■ **What is being asked**: Copy each line of the records that holds the string "From".

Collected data
- - - - -

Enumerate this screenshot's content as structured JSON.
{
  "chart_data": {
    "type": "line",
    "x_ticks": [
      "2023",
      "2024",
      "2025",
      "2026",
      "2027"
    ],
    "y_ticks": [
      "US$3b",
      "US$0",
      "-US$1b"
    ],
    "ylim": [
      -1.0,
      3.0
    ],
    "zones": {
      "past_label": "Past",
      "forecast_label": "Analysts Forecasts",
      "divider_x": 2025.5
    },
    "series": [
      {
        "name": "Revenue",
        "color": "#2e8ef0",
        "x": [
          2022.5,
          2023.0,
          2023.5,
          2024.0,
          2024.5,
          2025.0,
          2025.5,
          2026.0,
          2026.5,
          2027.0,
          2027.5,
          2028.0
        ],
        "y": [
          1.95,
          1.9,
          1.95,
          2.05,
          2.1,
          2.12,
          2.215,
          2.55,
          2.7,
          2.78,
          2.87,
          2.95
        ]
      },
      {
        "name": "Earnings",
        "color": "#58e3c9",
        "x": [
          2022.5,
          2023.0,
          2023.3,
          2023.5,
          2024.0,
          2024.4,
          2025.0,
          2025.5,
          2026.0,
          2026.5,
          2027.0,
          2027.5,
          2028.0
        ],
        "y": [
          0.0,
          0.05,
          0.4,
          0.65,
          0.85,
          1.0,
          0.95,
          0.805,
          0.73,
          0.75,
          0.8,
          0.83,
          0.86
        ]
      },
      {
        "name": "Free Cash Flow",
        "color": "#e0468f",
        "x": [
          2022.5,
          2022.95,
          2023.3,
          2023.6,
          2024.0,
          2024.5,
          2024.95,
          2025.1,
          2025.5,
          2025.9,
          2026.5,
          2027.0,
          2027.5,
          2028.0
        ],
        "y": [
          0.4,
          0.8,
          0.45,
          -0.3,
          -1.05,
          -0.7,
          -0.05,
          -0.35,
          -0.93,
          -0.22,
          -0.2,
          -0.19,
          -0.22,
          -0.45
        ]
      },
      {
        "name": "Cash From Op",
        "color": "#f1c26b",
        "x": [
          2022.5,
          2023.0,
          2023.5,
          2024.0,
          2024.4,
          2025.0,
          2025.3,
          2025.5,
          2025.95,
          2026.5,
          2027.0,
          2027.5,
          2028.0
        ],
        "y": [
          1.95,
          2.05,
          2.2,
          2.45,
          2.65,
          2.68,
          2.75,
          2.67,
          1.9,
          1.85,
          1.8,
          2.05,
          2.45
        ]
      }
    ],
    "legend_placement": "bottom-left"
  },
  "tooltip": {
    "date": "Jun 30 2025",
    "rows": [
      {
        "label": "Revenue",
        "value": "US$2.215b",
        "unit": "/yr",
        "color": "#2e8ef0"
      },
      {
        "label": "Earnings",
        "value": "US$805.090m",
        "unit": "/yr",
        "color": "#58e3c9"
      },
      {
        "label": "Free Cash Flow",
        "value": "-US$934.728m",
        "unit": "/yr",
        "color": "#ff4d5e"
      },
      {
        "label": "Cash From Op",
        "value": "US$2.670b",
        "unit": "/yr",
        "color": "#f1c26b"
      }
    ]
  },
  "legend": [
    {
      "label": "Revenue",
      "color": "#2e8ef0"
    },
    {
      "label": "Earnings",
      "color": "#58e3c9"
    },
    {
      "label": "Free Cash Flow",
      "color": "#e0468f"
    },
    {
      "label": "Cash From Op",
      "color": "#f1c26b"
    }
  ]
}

- - - - -

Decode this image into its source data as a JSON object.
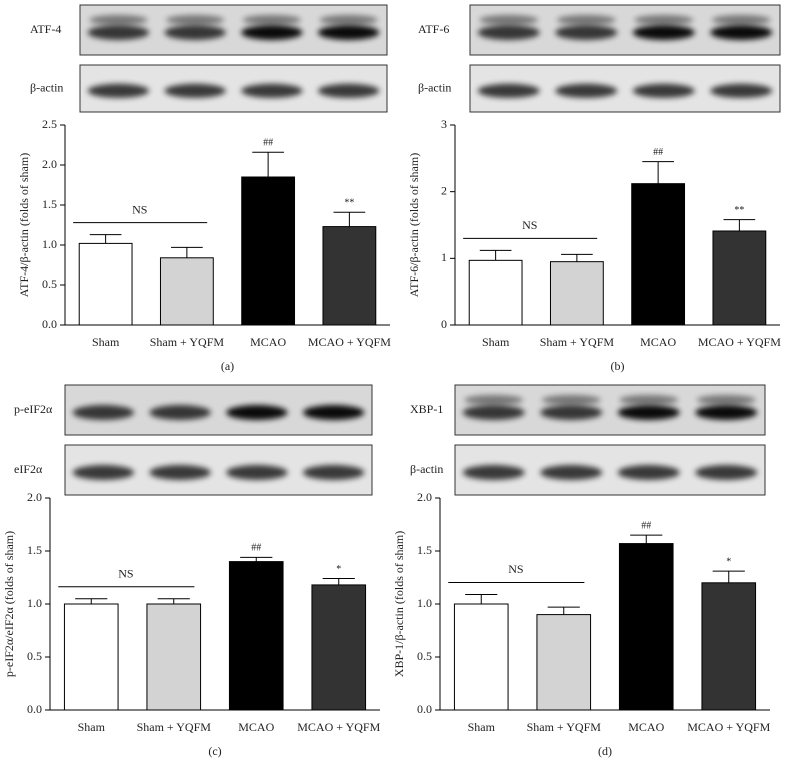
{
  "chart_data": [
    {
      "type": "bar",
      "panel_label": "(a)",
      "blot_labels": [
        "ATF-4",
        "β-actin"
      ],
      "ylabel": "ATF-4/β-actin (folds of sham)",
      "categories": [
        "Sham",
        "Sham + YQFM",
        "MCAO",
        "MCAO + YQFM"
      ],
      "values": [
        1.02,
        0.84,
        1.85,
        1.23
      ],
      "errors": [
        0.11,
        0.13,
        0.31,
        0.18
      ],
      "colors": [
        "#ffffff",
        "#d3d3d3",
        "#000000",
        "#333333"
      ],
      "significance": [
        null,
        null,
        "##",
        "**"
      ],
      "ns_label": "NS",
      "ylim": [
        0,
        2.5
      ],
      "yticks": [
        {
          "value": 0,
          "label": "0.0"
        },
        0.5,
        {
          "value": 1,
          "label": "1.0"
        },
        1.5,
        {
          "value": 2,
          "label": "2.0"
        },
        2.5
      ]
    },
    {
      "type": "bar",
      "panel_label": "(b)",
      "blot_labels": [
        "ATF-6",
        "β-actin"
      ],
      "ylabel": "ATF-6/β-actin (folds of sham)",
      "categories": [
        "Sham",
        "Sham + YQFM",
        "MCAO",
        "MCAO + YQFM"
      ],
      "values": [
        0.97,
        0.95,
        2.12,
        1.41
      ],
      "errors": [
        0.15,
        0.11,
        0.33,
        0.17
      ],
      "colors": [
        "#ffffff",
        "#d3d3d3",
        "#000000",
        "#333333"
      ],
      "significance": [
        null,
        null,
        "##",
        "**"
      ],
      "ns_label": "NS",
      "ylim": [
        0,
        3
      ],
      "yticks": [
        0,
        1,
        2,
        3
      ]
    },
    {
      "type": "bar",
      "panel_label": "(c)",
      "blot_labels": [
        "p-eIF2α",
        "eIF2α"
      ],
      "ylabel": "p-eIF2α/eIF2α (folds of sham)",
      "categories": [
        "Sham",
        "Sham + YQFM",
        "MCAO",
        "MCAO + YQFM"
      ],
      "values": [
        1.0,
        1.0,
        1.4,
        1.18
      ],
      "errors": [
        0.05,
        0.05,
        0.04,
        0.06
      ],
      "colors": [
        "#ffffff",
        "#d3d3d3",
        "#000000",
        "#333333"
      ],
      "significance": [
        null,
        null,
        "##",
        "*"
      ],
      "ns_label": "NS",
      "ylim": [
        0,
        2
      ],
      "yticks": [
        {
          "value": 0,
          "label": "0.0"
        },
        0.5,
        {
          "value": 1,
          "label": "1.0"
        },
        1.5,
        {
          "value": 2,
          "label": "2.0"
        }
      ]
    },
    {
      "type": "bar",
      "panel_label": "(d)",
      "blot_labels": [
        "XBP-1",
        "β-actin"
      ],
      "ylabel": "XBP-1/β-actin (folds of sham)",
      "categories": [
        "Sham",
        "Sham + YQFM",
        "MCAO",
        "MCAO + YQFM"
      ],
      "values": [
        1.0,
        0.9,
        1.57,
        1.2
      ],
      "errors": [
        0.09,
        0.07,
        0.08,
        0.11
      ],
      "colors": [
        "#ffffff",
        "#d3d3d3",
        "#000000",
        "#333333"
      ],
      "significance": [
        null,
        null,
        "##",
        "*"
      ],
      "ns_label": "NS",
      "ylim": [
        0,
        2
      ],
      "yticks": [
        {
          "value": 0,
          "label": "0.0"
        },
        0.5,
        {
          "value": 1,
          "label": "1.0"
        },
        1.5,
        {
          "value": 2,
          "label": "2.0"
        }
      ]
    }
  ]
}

- - - - -

■ **Result for this task**:
        "name": "Cash From Op",
        "label": "Cash From Op",
      "label": "Cash From Op",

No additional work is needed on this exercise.